[Collected data]
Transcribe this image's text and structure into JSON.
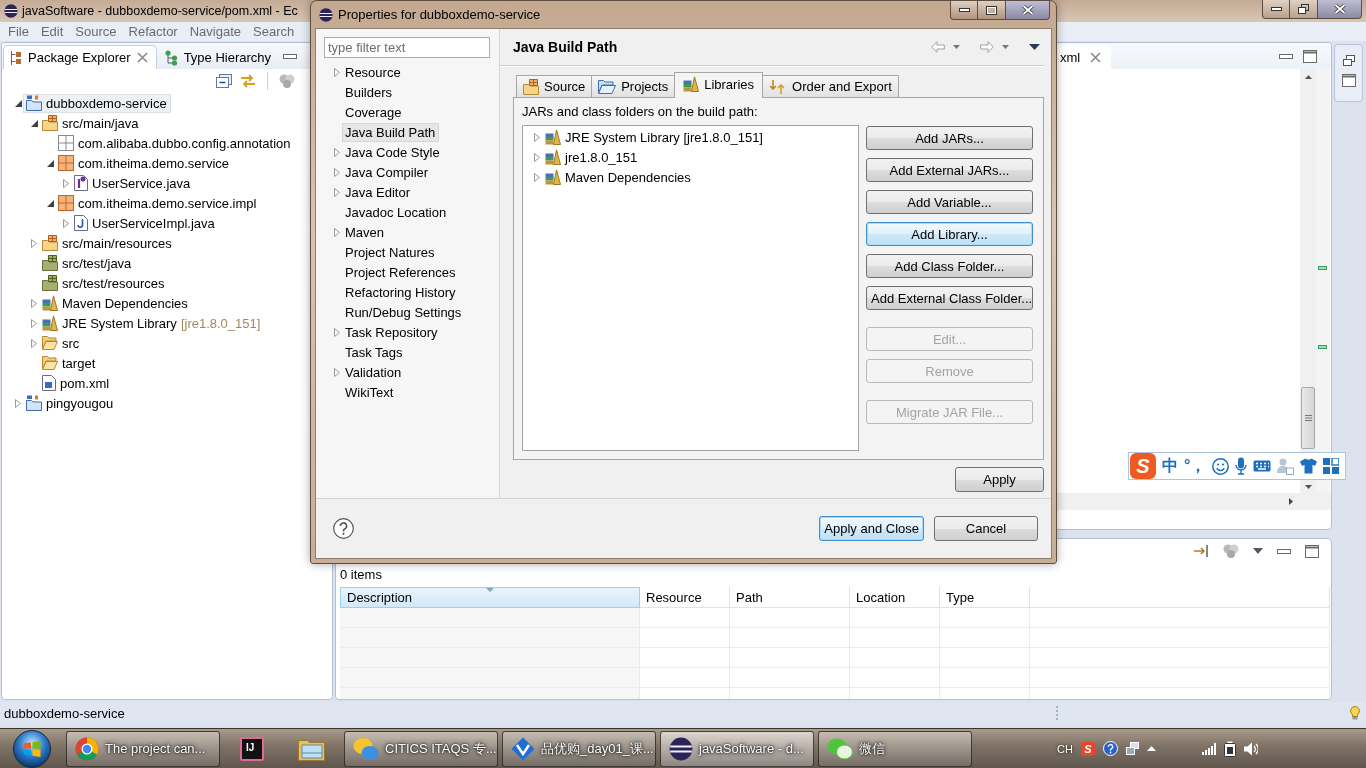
{
  "main_window": {
    "title": "javaSoftware - dubboxdemo-service/pom.xml - Ec",
    "menu": [
      "File",
      "Edit",
      "Source",
      "Refactor",
      "Navigate",
      "Search"
    ],
    "package_explorer": {
      "tabs": [
        {
          "label": "Package Explorer",
          "kind": "explorer",
          "selected": true
        },
        {
          "label": "Type Hierarchy",
          "kind": "hierarchy",
          "selected": false
        }
      ],
      "tree": [
        {
          "label": "dubboxdemo-service",
          "kind": "project",
          "expanded": true,
          "selected": true,
          "children": [
            {
              "label": "src/main/java",
              "kind": "source-folder",
              "expanded": true,
              "selected": false,
              "children": [
                {
                  "label": "com.alibaba.dubbo.config.annotation",
                  "kind": "empty-package",
                  "selected": false
                },
                {
                  "label": "com.itheima.demo.service",
                  "kind": "package",
                  "expanded": true,
                  "selected": false,
                  "children": [
                    {
                      "label": "UserService.java",
                      "kind": "interface-file",
                      "expanded": false,
                      "selected": false
                    }
                  ]
                },
                {
                  "label": "com.itheima.demo.service.impl",
                  "kind": "package",
                  "expanded": true,
                  "selected": false,
                  "children": [
                    {
                      "label": "UserServiceImpl.java",
                      "kind": "class-file",
                      "expanded": false,
                      "selected": false
                    }
                  ]
                }
              ]
            },
            {
              "label": "src/main/resources",
              "kind": "source-folder",
              "expanded": false,
              "selected": false
            },
            {
              "label": "src/test/java",
              "kind": "test-folder",
              "selected": false
            },
            {
              "label": "src/test/resources",
              "kind": "test-folder",
              "selected": false
            },
            {
              "label": "Maven Dependencies",
              "kind": "library",
              "expanded": false,
              "selected": false
            },
            {
              "label": "JRE System Library",
              "qualifier": "[jre1.8.0_151]",
              "kind": "library",
              "expanded": false,
              "selected": false
            },
            {
              "label": "src",
              "kind": "folder",
              "expanded": false,
              "selected": false
            },
            {
              "label": "target",
              "kind": "folder",
              "selected": false
            },
            {
              "label": "pom.xml",
              "kind": "pom-file",
              "selected": false
            }
          ]
        },
        {
          "label": "pingyougou",
          "kind": "project",
          "expanded": false,
          "selected": false
        }
      ]
    },
    "editor": {
      "tab": "xml"
    },
    "problems_view": {
      "summary": "0 items",
      "columns": [
        {
          "label": "Description",
          "sorted": true
        },
        {
          "label": "Resource",
          "sorted": false
        },
        {
          "label": "Path",
          "sorted": false
        },
        {
          "label": "Location",
          "sorted": false
        },
        {
          "label": "Type",
          "sorted": false
        }
      ]
    },
    "status_bar": "dubboxdemo-service"
  },
  "properties_dialog": {
    "title": "Properties for dubboxdemo-service",
    "filter": {
      "placeholder": "type filter text"
    },
    "categories": [
      {
        "label": "Resource",
        "expanded": false,
        "selected": false
      },
      {
        "label": "Builders",
        "selected": false
      },
      {
        "label": "Coverage",
        "selected": false
      },
      {
        "label": "Java Build Path",
        "selected": true
      },
      {
        "label": "Java Code Style",
        "expanded": false,
        "selected": false
      },
      {
        "label": "Java Compiler",
        "expanded": false,
        "selected": false
      },
      {
        "label": "Java Editor",
        "expanded": false,
        "selected": false
      },
      {
        "label": "Javadoc Location",
        "selected": false
      },
      {
        "label": "Maven",
        "expanded": false,
        "selected": false
      },
      {
        "label": "Project Natures",
        "selected": false
      },
      {
        "label": "Project References",
        "selected": false
      },
      {
        "label": "Refactoring History",
        "selected": false
      },
      {
        "label": "Run/Debug Settings",
        "selected": false
      },
      {
        "label": "Task Repository",
        "expanded": false,
        "selected": false
      },
      {
        "label": "Task Tags",
        "selected": false
      },
      {
        "label": "Validation",
        "expanded": false,
        "selected": false
      },
      {
        "label": "WikiText",
        "selected": false
      }
    ],
    "page_title": "Java Build Path",
    "tabs": [
      {
        "label": "Source",
        "kind": "source",
        "selected": false
      },
      {
        "label": "Projects",
        "kind": "projects",
        "selected": false
      },
      {
        "label": "Libraries",
        "kind": "libraries",
        "selected": true
      },
      {
        "label": "Order and Export",
        "kind": "order",
        "selected": false
      }
    ],
    "list_label": "JARs and class folders on the build path:",
    "libraries": [
      {
        "label": "JRE System Library [jre1.8.0_151]",
        "expanded": false,
        "selected": false
      },
      {
        "label": "jre1.8.0_151",
        "expanded": false,
        "selected": false
      },
      {
        "label": "Maven Dependencies",
        "expanded": false,
        "selected": false
      }
    ],
    "button_groups": [
      [
        {
          "label": "Add JARs...",
          "disabled": false,
          "focused": false
        },
        {
          "label": "Add External JARs...",
          "disabled": false,
          "focused": false
        },
        {
          "label": "Add Variable...",
          "disabled": false,
          "focused": false
        },
        {
          "label": "Add Library...",
          "disabled": false,
          "focused": true
        },
        {
          "label": "Add Class Folder...",
          "disabled": false,
          "focused": false
        },
        {
          "label": "Add External Class Folder...",
          "disabled": false,
          "focused": false
        }
      ],
      [
        {
          "label": "Edit...",
          "disabled": true,
          "focused": false
        },
        {
          "label": "Remove",
          "disabled": true,
          "focused": false
        }
      ],
      [
        {
          "label": "Migrate JAR File...",
          "disabled": true,
          "focused": false
        }
      ]
    ],
    "apply_button": "Apply",
    "footer_buttons": [
      {
        "label": "Apply and Close",
        "default": true
      },
      {
        "label": "Cancel",
        "default": false
      }
    ]
  },
  "ime_toolbar": {
    "logo": "S",
    "mode": "中",
    "punctuation": "°，"
  },
  "taskbar": {
    "items": [
      {
        "kind": "browser",
        "label": "The project can...",
        "selected": false
      },
      {
        "kind": "ide",
        "logo": "IJ",
        "selected": false
      },
      {
        "kind": "files",
        "selected": false
      },
      {
        "kind": "chat",
        "label": "CITICS ITAQS 专...",
        "selected": false
      },
      {
        "kind": "document",
        "label": "品优购_day01_课...",
        "selected": false
      },
      {
        "kind": "ide-window",
        "label": "javaSoftware - d...",
        "selected": true
      },
      {
        "kind": "messenger",
        "label": "微信",
        "selected": false
      }
    ],
    "tray": {
      "language": "CH",
      "ime_logo": "S"
    }
  }
}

• EXERCISE PROMPT:
Look above for lines with the word "filter" and copy them all.

• ANSWER TO THIS PROBLEM:
    "filter": {
      "placeholder": "type filter text"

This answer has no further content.